### JOB
Search the data for the string "xlabel" and gather each line it is in.

━━━ SUPPLIED RECORDS

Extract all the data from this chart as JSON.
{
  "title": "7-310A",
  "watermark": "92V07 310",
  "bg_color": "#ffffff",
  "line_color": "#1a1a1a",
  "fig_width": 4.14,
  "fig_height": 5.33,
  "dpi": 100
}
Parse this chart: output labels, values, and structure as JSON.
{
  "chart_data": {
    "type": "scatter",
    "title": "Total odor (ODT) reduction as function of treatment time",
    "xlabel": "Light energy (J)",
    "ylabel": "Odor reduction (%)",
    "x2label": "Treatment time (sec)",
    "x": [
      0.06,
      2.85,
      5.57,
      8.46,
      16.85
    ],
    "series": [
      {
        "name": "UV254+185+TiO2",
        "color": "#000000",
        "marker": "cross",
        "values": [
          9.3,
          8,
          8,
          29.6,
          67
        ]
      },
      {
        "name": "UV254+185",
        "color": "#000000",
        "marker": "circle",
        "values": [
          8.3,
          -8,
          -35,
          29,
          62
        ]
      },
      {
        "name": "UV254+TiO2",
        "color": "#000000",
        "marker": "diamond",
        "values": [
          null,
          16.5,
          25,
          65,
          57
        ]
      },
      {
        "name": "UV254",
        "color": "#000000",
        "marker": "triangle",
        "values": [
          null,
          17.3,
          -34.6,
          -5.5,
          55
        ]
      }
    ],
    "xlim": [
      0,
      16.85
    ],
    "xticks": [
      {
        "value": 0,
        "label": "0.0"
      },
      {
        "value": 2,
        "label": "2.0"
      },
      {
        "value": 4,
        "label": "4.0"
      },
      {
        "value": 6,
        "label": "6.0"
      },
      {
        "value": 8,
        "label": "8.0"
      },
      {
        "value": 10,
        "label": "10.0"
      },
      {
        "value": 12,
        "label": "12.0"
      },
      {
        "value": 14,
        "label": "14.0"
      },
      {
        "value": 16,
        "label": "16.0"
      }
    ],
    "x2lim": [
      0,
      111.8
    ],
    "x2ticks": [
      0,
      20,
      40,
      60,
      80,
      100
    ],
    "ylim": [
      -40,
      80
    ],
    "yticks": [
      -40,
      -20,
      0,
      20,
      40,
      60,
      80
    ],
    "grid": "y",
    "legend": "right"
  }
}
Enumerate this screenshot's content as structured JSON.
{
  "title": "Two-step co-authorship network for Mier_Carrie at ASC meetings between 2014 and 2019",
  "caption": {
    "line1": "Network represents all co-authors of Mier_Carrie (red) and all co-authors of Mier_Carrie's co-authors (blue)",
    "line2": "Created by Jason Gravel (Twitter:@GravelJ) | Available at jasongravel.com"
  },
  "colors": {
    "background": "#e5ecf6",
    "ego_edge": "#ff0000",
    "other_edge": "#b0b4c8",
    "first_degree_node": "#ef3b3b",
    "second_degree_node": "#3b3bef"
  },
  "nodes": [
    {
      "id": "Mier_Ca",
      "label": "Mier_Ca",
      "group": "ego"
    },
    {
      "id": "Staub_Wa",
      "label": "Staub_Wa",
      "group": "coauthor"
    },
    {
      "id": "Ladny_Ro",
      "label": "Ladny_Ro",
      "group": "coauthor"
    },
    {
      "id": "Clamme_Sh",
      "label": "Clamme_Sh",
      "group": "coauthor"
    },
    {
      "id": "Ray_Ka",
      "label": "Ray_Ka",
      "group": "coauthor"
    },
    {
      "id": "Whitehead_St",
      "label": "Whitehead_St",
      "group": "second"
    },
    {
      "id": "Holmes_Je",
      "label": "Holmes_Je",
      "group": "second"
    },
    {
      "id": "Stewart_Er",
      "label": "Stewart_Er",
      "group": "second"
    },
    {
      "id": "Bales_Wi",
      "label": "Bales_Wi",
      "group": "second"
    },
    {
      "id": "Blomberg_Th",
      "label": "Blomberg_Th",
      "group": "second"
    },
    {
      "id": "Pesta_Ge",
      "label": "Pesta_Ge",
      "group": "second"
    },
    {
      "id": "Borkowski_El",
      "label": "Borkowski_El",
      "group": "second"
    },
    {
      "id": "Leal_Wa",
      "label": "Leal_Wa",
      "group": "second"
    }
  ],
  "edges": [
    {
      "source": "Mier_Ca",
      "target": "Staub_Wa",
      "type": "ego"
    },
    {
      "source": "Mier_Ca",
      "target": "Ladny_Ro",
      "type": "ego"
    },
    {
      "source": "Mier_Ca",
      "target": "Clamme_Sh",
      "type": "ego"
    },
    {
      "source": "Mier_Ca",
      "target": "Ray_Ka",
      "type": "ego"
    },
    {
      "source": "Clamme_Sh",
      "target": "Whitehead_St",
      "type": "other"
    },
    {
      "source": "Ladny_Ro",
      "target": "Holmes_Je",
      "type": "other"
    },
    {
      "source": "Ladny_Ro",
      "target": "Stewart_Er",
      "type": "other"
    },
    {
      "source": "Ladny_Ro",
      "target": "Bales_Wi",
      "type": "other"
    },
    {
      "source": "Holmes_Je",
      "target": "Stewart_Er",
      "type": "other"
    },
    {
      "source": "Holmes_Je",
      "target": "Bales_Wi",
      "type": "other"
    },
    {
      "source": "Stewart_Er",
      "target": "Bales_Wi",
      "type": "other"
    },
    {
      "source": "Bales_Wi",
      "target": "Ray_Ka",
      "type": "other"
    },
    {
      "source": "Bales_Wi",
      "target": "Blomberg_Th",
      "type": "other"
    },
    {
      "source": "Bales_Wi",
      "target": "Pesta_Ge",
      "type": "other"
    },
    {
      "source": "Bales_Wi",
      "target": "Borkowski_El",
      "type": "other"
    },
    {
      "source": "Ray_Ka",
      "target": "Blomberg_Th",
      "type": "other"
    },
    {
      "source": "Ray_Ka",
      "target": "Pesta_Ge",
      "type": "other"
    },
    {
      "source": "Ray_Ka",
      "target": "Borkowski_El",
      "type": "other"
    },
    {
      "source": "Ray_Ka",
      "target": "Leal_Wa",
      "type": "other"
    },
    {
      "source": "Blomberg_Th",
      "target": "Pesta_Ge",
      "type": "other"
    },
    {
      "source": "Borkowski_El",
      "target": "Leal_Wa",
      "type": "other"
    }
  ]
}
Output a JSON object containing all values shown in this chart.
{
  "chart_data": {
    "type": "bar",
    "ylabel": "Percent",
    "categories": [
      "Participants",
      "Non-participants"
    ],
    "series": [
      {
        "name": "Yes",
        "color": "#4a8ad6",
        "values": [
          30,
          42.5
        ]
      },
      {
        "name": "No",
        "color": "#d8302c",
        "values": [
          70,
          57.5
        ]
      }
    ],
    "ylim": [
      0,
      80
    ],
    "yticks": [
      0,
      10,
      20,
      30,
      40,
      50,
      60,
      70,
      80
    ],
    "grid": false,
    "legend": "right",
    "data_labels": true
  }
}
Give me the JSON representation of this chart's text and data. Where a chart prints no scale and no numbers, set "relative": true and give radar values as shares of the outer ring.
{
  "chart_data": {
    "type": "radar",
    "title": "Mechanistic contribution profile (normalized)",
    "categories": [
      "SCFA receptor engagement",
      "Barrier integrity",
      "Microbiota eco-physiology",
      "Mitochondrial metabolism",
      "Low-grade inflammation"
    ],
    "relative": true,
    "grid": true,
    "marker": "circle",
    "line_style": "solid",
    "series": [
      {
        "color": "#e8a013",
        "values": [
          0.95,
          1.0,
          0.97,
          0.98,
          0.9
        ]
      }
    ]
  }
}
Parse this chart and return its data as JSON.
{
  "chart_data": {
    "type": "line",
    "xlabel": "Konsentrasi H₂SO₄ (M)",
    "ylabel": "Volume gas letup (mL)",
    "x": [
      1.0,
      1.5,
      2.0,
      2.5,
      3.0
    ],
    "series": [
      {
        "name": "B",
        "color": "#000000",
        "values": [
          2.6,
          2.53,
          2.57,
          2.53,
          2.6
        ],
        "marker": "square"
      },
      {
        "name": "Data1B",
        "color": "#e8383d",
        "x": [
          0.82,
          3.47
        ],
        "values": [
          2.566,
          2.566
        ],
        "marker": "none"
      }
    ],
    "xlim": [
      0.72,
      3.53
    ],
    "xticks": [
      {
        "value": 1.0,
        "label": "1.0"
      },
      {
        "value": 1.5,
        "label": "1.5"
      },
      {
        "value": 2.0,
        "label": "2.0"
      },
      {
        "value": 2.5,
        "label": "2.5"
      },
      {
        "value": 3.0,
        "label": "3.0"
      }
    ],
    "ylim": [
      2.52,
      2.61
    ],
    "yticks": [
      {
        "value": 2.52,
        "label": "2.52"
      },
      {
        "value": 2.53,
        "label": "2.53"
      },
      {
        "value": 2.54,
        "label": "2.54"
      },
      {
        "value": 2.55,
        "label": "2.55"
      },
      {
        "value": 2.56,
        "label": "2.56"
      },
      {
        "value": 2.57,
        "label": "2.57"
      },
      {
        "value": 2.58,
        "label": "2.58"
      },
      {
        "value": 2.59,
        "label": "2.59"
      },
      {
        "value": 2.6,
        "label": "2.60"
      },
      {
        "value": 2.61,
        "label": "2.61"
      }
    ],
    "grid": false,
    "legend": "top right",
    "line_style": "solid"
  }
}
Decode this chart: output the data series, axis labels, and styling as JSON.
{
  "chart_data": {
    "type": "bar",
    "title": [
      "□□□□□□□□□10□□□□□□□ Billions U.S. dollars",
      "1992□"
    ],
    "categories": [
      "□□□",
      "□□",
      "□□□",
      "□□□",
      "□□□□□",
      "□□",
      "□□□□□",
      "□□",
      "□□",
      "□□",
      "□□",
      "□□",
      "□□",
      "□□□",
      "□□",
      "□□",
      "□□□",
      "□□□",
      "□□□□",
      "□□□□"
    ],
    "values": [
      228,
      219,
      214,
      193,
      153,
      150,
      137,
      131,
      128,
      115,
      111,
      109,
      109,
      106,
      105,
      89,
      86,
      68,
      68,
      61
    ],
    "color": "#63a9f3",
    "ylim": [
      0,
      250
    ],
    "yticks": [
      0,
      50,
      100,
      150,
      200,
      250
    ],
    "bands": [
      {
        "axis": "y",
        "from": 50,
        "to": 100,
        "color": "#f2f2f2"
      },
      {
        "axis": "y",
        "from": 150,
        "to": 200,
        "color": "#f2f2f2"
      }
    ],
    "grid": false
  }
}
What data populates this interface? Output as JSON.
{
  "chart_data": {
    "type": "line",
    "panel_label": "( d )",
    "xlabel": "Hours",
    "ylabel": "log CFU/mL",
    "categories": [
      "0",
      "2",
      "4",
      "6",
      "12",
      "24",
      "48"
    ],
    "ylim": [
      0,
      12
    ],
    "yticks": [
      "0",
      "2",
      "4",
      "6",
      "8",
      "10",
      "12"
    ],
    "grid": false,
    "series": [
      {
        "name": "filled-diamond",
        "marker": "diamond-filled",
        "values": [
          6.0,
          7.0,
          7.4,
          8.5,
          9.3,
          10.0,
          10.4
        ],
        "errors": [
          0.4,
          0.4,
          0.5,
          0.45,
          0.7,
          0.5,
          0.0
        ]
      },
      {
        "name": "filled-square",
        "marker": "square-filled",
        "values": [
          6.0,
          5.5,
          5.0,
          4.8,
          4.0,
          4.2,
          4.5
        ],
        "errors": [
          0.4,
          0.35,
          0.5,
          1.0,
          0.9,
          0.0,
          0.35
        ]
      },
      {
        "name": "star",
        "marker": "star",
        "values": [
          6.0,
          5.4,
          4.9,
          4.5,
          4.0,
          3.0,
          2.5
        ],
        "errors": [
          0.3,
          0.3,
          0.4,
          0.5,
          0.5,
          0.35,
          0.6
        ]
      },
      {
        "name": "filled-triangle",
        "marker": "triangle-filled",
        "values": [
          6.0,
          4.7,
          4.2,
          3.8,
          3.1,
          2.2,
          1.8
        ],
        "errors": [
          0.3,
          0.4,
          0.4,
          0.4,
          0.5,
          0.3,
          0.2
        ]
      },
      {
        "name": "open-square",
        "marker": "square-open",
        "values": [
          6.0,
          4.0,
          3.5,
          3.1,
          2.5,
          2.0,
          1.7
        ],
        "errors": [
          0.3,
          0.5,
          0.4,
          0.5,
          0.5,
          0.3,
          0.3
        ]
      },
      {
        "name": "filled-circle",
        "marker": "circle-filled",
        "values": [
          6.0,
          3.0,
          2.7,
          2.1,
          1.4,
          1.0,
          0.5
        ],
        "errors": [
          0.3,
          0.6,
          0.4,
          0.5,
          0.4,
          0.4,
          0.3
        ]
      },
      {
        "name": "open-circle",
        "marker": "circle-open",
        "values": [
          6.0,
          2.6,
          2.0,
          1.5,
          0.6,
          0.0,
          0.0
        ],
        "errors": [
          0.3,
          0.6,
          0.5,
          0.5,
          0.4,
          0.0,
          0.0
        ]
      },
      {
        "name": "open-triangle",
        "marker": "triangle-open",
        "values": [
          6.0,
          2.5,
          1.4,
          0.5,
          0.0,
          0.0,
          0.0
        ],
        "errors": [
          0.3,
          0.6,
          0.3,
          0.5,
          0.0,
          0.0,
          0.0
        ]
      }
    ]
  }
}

━━━━━━

### EXPECTED OUTPUT
    "xlabel": "Light energy (J)",
    "xlabel": "Konsentrasi H₂SO₄ (M)",
    "xlabel": "Hours",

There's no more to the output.